Dataset rows:
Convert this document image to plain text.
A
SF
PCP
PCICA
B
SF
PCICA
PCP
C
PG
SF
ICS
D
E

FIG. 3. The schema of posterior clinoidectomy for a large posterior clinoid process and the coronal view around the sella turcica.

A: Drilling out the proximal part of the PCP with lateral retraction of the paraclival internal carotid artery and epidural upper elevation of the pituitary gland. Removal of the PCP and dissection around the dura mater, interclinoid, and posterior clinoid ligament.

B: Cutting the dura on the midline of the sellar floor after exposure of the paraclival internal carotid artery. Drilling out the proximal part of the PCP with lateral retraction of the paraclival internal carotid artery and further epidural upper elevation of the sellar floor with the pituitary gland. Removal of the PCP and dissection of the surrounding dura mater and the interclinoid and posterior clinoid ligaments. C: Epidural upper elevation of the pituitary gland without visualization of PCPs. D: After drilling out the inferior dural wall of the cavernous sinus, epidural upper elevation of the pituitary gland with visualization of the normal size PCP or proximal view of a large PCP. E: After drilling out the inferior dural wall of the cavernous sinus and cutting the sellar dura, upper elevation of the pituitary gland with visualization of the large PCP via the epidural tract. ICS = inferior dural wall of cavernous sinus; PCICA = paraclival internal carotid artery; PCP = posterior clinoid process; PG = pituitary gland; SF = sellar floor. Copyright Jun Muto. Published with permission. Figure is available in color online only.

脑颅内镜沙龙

What is required:
Reproduce all the records precisely.

Output for this exercise:
Convert this document image to plain text.
A
SF
PCP
PCICA
B
SF
PCICA
PCP
C
PG
SF
ICS
D
E

FIG. 3. The schema of posterior clinoidectomy for a large posterior clinoid process and the coronal view around the sella turcica.

A: Drilling out the proximal part of the PCP with lateral retraction of the paraclival internal carotid artery and epidural upper elevation of the pituitary gland. Removal of the PCP and dissection around the dura mater, interclinoid, and posterior clinoid ligament.

B: Cutting the dura on the midline of the sellar floor after exposure of the paraclival internal carotid artery. Drilling out the proximal part of the PCP with lateral retraction of the paraclival internal carotid artery and further epidural upper elevation of the sellar floor with the pituitary gland. Removal of the PCP and dissection of the surrounding dura mater and the interclinoid and posterior clinoid ligaments. C: Epidural upper elevation of the pituitary gland without visualization of PCPs. D: After drilling out the inferior dural wall of the cavernous sinus, epidural upper elevation of the pituitary gland with visualization of the normal size PCP or proximal view of a large PCP. E: After drilling out the inferior dural wall of the cavernous sinus and cutting the sellar dura, upper elevation of the pituitary gland with visualization of the large PCP via the epidural tract. ICS = inferior dural wall of cavernous sinus; PCICA = paraclival internal carotid artery; PCP = posterior clinoid process; PG = pituitary gland; SF = sellar floor. Copyright Jun Muto. Published with permission. Figure is available in color online only.

脑颅内镜沙龙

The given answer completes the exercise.